▶ [Goal of the exercise]
Identify the line that contains "Decode this image" in the material. Output it and every line after it, unchanged, through the end.

▶ [Records from a dataset]
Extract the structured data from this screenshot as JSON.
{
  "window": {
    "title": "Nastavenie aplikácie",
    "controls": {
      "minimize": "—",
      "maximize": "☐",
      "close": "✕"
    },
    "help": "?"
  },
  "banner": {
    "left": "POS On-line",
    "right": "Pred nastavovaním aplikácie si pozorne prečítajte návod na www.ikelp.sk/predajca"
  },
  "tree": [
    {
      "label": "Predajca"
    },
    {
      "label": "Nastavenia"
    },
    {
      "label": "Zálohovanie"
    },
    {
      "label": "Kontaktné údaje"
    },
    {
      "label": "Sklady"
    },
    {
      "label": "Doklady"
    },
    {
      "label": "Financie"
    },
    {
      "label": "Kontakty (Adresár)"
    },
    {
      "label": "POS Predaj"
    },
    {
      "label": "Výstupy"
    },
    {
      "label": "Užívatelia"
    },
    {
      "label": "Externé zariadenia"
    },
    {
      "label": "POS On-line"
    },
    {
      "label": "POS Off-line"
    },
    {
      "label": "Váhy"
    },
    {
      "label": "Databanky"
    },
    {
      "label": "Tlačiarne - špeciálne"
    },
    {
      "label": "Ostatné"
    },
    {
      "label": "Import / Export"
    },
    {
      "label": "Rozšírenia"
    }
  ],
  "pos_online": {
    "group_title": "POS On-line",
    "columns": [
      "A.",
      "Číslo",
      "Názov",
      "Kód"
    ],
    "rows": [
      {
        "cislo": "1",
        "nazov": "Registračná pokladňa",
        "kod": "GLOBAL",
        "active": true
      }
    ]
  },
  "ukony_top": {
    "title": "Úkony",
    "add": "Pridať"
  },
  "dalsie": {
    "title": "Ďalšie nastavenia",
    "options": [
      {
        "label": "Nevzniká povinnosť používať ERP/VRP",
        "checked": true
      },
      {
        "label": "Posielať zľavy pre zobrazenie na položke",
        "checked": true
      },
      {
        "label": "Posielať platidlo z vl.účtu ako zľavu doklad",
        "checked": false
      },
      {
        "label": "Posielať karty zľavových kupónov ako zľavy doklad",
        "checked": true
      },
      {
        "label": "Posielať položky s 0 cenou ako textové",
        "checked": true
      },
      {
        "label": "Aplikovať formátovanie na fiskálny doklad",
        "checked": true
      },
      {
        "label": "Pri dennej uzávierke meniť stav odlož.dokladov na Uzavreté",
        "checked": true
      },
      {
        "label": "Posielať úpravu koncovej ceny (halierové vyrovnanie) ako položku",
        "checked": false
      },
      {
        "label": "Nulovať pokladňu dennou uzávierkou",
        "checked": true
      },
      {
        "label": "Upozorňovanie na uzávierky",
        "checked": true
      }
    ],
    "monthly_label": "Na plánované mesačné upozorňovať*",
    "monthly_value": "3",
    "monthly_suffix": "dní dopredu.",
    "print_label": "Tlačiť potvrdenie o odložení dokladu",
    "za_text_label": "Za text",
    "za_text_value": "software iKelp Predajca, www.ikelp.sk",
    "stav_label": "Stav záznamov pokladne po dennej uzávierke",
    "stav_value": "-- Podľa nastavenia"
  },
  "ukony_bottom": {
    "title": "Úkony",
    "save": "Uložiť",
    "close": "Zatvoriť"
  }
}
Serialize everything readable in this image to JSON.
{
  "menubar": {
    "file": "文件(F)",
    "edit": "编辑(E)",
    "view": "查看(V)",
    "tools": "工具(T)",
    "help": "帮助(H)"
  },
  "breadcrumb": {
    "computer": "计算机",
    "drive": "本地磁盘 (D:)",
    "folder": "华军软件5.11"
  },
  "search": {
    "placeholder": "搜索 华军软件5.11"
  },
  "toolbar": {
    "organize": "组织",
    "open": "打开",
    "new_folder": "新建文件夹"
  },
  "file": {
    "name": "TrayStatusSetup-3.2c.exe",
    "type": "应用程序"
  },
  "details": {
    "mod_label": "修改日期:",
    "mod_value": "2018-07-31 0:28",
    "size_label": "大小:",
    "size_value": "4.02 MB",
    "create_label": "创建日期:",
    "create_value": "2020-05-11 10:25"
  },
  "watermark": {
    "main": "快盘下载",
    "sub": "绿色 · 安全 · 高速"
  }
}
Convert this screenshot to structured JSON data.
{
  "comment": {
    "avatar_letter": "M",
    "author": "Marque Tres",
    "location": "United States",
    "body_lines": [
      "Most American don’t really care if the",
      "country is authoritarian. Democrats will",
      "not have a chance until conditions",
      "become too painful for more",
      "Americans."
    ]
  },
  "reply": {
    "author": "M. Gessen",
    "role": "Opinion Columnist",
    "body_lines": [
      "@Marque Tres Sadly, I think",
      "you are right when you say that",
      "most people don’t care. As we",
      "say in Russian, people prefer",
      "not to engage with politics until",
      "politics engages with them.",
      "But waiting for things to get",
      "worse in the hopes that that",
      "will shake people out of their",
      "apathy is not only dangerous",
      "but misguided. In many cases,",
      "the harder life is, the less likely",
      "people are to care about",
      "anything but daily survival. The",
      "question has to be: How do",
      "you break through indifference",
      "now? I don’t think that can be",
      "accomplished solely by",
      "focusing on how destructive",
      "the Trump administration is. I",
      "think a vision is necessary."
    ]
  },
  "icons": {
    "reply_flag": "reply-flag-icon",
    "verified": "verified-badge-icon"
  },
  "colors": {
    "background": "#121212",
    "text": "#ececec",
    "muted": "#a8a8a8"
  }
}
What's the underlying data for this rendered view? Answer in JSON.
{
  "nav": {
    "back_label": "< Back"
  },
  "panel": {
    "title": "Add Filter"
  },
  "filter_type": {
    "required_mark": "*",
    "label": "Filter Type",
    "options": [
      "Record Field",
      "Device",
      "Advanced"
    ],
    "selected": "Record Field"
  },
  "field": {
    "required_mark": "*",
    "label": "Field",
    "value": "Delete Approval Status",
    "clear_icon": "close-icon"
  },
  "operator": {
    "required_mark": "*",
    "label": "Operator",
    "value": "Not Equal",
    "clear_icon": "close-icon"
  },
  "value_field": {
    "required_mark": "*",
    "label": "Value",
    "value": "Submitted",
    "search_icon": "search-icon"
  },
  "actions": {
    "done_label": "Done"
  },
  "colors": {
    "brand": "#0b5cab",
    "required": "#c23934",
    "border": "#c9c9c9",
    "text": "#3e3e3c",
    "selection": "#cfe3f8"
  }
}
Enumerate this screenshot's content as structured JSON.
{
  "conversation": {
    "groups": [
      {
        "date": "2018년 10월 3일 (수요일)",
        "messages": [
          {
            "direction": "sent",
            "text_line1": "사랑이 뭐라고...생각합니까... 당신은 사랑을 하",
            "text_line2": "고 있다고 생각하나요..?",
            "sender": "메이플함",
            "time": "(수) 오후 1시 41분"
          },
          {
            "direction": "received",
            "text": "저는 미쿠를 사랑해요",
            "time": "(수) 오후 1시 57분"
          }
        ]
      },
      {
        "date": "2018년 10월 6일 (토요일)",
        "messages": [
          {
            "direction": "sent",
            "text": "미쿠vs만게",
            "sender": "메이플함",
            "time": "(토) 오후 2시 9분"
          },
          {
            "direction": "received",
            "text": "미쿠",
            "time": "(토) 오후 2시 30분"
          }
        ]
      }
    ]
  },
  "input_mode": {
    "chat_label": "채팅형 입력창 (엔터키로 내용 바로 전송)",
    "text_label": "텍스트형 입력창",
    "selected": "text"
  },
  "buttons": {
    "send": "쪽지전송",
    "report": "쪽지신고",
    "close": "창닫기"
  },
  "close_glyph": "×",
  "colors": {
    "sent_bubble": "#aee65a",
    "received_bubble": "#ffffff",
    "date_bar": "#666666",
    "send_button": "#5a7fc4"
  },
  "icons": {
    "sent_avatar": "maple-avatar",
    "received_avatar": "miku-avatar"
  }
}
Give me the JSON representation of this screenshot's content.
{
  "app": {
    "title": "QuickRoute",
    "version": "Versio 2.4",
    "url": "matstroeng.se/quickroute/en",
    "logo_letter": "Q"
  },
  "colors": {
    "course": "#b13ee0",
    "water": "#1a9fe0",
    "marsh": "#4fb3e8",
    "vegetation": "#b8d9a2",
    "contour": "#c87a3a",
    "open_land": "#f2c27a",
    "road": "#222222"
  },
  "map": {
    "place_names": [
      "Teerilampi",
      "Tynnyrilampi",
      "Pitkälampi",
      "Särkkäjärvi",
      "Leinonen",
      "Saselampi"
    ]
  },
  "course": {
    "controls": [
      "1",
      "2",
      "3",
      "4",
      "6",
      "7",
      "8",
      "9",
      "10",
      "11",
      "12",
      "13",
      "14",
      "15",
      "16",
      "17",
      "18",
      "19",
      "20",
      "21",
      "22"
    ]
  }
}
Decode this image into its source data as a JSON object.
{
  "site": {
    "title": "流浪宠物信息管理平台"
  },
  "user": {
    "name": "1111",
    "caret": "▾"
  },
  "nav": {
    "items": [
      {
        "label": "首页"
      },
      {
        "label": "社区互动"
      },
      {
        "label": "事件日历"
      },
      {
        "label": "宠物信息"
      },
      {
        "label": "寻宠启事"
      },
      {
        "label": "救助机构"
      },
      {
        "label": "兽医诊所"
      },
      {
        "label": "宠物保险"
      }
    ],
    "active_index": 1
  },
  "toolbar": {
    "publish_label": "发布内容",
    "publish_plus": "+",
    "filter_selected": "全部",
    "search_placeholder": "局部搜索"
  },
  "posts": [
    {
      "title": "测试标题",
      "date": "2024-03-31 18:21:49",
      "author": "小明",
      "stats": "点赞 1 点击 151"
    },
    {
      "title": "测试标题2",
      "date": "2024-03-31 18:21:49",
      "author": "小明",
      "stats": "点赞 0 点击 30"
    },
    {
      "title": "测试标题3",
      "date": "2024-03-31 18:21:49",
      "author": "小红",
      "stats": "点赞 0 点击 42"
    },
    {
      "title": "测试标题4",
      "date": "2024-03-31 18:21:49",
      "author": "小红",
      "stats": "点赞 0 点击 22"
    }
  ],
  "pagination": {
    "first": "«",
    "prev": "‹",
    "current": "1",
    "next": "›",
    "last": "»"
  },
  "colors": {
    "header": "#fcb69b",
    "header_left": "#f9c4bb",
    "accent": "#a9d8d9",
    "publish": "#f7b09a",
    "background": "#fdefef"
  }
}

▶ [Solution]
Decode this image into its source data as a JSON object.
{
  "site": {
    "title": "流浪宠物信息管理平台"
  },
  "user": {
    "name": "1111",
    "caret": "▾"
  },
  "nav": {
    "items": [
      {
        "label": "首页"
      },
      {
        "label": "社区互动"
      },
      {
        "label": "事件日历"
      },
      {
        "label": "宠物信息"
      },
      {
        "label": "寻宠启事"
      },
      {
        "label": "救助机构"
      },
      {
        "label": "兽医诊所"
      },
      {
        "label": "宠物保险"
      }
    ],
    "active_index": 1
  },
  "toolbar": {
    "publish_label": "发布内容",
    "publish_plus": "+",
    "filter_selected": "全部",
    "search_placeholder": "局部搜索"
  },
  "posts": [
    {
      "title": "测试标题",
      "date": "2024-03-31 18:21:49",
      "author": "小明",
      "stats": "点赞 1 点击 151"
    },
    {
      "title": "测试标题2",
      "date": "2024-03-31 18:21:49",
      "author": "小明",
      "stats": "点赞 0 点击 30"
    },
    {
      "title": "测试标题3",
      "date": "2024-03-31 18:21:49",
      "author": "小红",
      "stats": "点赞 0 点击 42"
    },
    {
      "title": "测试标题4",
      "date": "2024-03-31 18:21:49",
      "author": "小红",
      "stats": "点赞 0 点击 22"
    }
  ],
  "pagination": {
    "first": "«",
    "prev": "‹",
    "current": "1",
    "next": "›",
    "last": "»"
  },
  "colors": {
    "header": "#fcb69b",
    "header_left": "#f9c4bb",
    "accent": "#a9d8d9",
    "publish": "#f7b09a",
    "background": "#fdefef"
  }
}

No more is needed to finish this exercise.